# START OF TASK MATERIAL

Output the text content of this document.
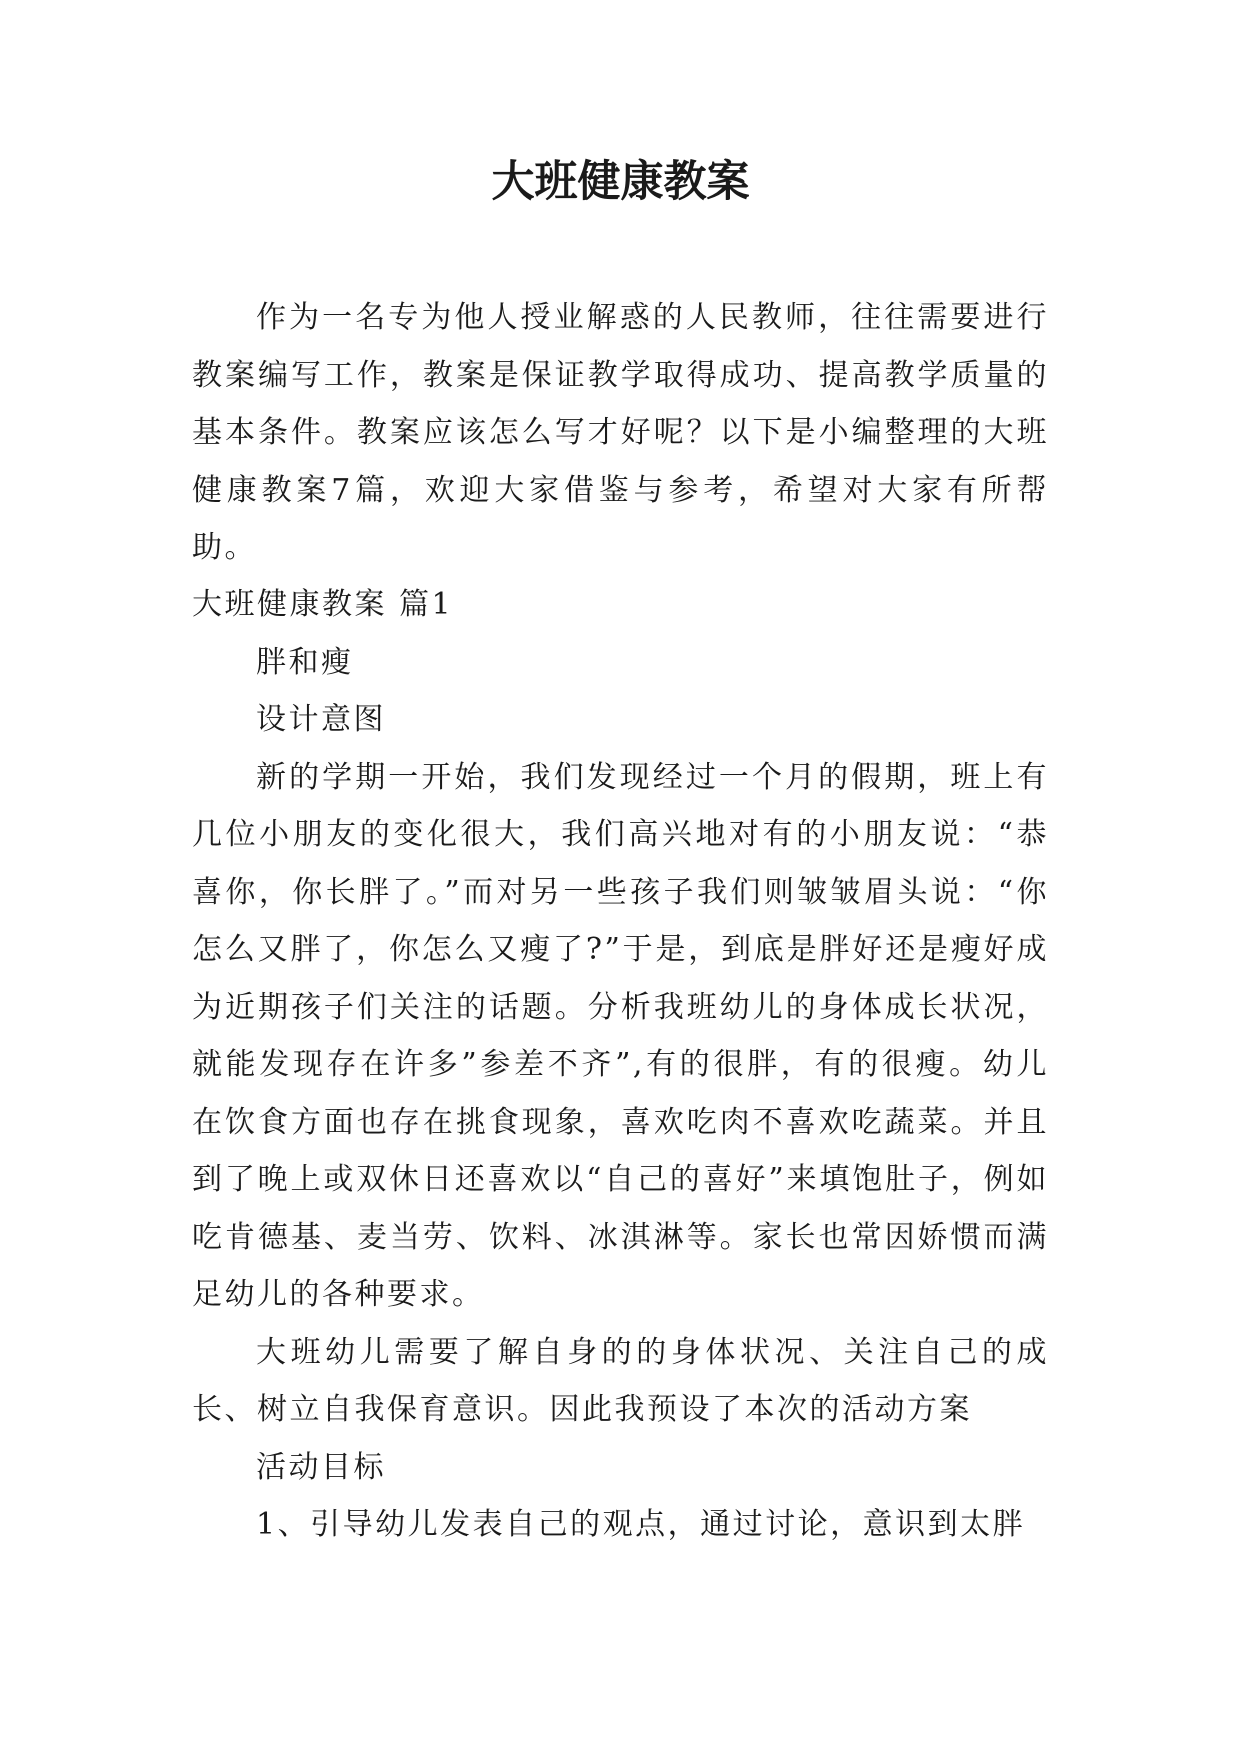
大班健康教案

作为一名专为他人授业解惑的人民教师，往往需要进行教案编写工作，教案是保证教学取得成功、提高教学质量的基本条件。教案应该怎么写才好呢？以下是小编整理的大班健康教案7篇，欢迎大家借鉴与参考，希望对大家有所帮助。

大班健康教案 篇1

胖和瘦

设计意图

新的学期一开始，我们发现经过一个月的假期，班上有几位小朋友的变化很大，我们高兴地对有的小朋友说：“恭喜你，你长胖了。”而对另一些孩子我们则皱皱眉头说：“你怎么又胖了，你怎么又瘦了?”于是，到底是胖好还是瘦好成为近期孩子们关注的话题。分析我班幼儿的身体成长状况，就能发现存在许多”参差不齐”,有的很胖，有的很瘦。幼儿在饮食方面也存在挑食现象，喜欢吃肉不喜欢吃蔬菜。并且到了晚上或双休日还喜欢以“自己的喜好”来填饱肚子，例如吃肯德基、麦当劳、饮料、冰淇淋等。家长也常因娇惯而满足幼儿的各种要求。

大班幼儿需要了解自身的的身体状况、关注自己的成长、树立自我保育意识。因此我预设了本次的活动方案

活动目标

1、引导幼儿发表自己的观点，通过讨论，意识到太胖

# END OF TASK MATERIAL

**WHAT YOU WILL DO**.
Give the material again exactly as it is, but keep the pictures out.

**RESULT BELOW**.
Output the text content of this document.
大班健康教案

作为一名专为他人授业解惑的人民教师，往往需要进行教案编写工作，教案是保证教学取得成功、提高教学质量的基本条件。教案应该怎么写才好呢？以下是小编整理的大班健康教案7篇，欢迎大家借鉴与参考，希望对大家有所帮助。

大班健康教案 篇1

胖和瘦

设计意图

新的学期一开始，我们发现经过一个月的假期，班上有几位小朋友的变化很大，我们高兴地对有的小朋友说：“恭喜你，你长胖了。”而对另一些孩子我们则皱皱眉头说：“你怎么又胖了，你怎么又瘦了?”于是，到底是胖好还是瘦好成为近期孩子们关注的话题。分析我班幼儿的身体成长状况，就能发现存在许多”参差不齐”,有的很胖，有的很瘦。幼儿在饮食方面也存在挑食现象，喜欢吃肉不喜欢吃蔬菜。并且到了晚上或双休日还喜欢以“自己的喜好”来填饱肚子，例如吃肯德基、麦当劳、饮料、冰淇淋等。家长也常因娇惯而满足幼儿的各种要求。

大班幼儿需要了解自身的的身体状况、关注自己的成长、树立自我保育意识。因此我预设了本次的活动方案

活动目标

1、引导幼儿发表自己的观点，通过讨论，意识到太胖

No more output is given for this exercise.